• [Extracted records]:
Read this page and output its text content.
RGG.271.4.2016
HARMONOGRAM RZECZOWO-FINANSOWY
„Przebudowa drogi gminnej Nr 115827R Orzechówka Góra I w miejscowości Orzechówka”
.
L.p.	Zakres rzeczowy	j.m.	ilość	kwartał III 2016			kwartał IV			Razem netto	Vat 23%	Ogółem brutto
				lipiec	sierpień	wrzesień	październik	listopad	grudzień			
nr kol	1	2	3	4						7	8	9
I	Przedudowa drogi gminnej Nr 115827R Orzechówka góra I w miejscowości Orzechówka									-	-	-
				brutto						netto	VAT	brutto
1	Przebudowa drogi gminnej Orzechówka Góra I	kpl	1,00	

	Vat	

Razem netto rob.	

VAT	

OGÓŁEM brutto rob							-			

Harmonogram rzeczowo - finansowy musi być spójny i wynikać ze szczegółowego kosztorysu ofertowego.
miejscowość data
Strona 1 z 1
* * *
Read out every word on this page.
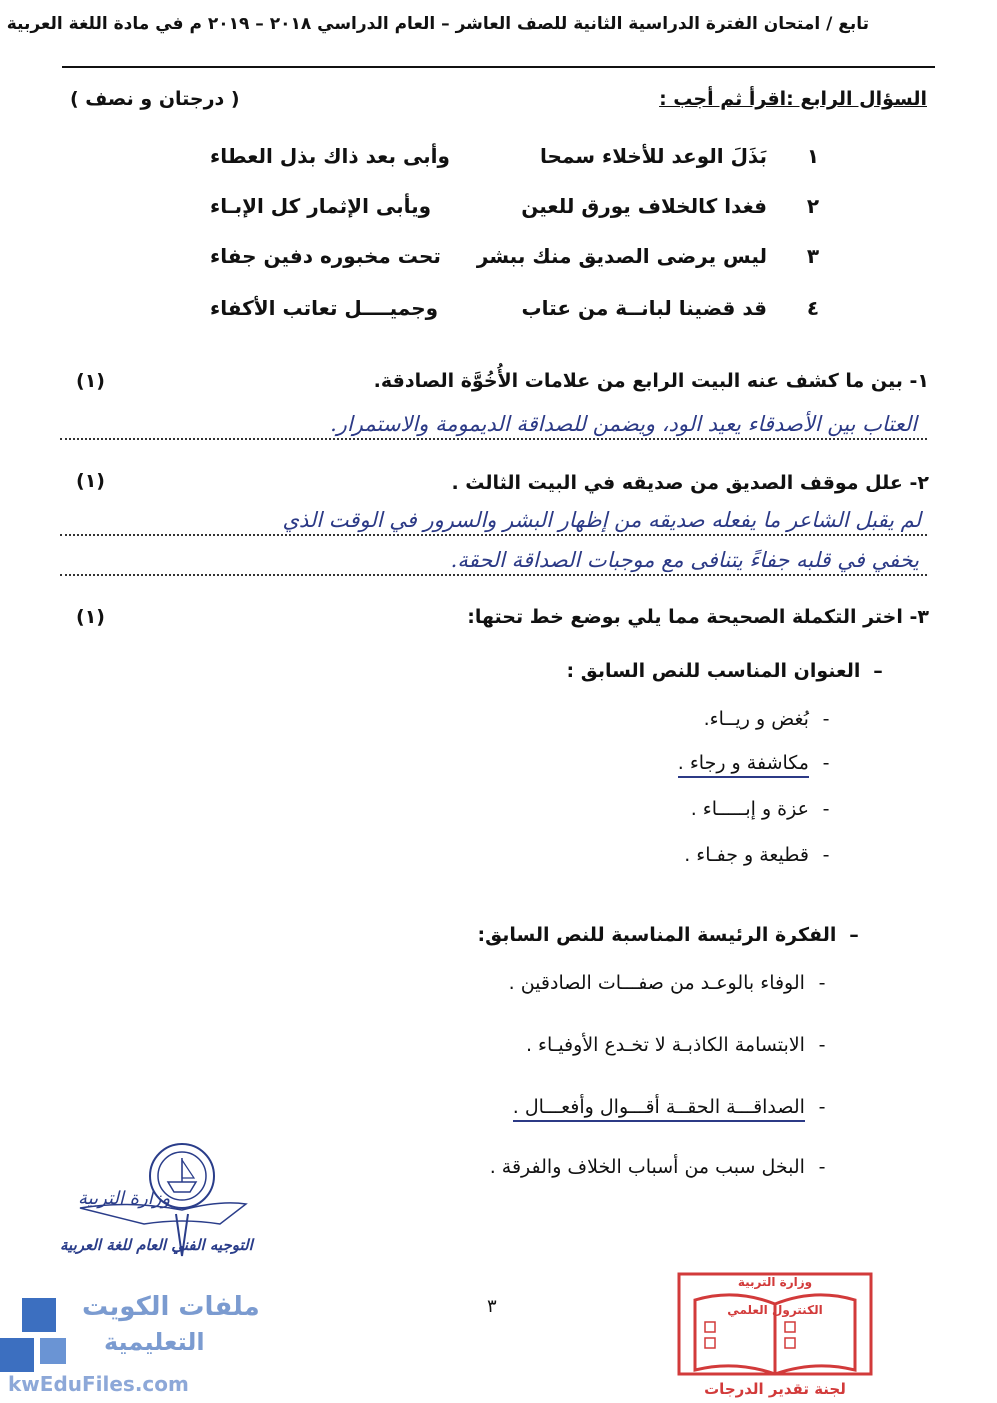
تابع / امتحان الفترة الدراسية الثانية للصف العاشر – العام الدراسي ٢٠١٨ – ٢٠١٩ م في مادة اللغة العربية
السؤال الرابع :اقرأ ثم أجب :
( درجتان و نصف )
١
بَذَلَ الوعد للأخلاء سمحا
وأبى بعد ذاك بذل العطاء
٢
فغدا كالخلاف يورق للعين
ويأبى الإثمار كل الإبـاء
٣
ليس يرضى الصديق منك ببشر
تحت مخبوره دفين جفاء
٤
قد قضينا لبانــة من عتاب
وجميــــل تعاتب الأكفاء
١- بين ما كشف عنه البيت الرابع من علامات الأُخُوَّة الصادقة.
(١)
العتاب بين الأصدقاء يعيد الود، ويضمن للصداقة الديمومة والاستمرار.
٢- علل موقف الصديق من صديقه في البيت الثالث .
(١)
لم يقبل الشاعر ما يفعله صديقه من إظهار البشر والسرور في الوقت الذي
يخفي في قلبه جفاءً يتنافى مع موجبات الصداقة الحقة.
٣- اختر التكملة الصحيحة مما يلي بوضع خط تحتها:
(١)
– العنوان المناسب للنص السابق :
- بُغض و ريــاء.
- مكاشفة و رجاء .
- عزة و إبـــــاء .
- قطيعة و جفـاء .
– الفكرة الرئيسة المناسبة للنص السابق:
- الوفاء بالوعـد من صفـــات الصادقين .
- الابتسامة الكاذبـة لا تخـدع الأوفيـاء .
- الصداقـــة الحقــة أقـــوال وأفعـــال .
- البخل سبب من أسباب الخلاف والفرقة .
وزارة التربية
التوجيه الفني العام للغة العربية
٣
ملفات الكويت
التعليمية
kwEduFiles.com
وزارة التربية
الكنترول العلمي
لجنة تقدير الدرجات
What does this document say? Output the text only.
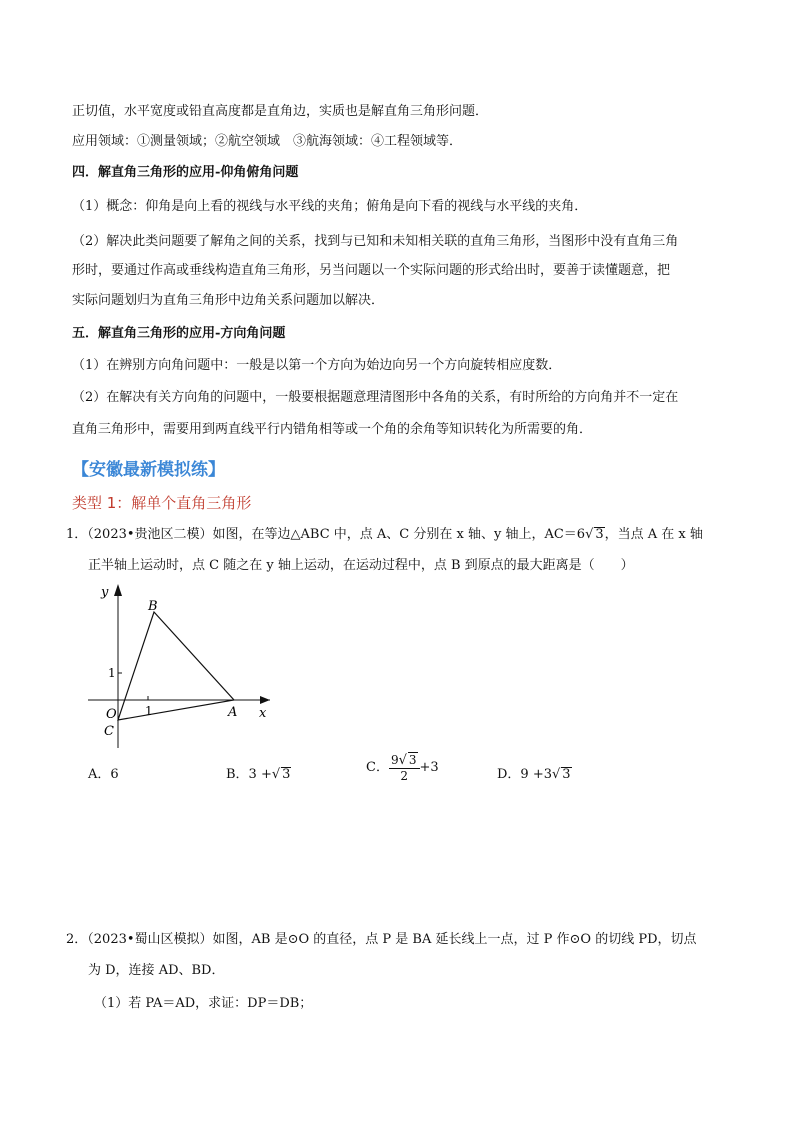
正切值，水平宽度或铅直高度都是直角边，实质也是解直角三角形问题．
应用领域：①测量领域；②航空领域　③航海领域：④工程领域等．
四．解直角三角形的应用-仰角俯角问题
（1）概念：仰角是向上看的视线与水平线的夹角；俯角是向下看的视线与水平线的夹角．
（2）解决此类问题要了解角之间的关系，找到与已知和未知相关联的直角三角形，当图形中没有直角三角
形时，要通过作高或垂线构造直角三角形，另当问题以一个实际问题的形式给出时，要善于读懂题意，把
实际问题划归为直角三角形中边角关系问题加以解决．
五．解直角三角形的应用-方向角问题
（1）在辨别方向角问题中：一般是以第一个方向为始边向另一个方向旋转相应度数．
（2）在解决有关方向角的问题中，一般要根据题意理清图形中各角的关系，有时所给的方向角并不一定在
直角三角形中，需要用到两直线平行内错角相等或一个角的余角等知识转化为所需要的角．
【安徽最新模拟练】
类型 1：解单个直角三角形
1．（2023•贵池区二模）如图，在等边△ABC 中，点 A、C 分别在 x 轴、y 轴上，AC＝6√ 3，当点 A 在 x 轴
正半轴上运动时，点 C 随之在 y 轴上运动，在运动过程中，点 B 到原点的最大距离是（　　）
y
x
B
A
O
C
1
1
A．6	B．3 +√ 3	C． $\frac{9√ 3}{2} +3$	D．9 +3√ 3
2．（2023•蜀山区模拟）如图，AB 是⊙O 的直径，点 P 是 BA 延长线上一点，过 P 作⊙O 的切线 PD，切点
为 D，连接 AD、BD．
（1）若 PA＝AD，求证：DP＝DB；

• [Stated problem]: Pull out each line of the listing that holds the string "text".

• [Exercise solution]:
Read this page and output its text content.
What does this document say? Output the text only.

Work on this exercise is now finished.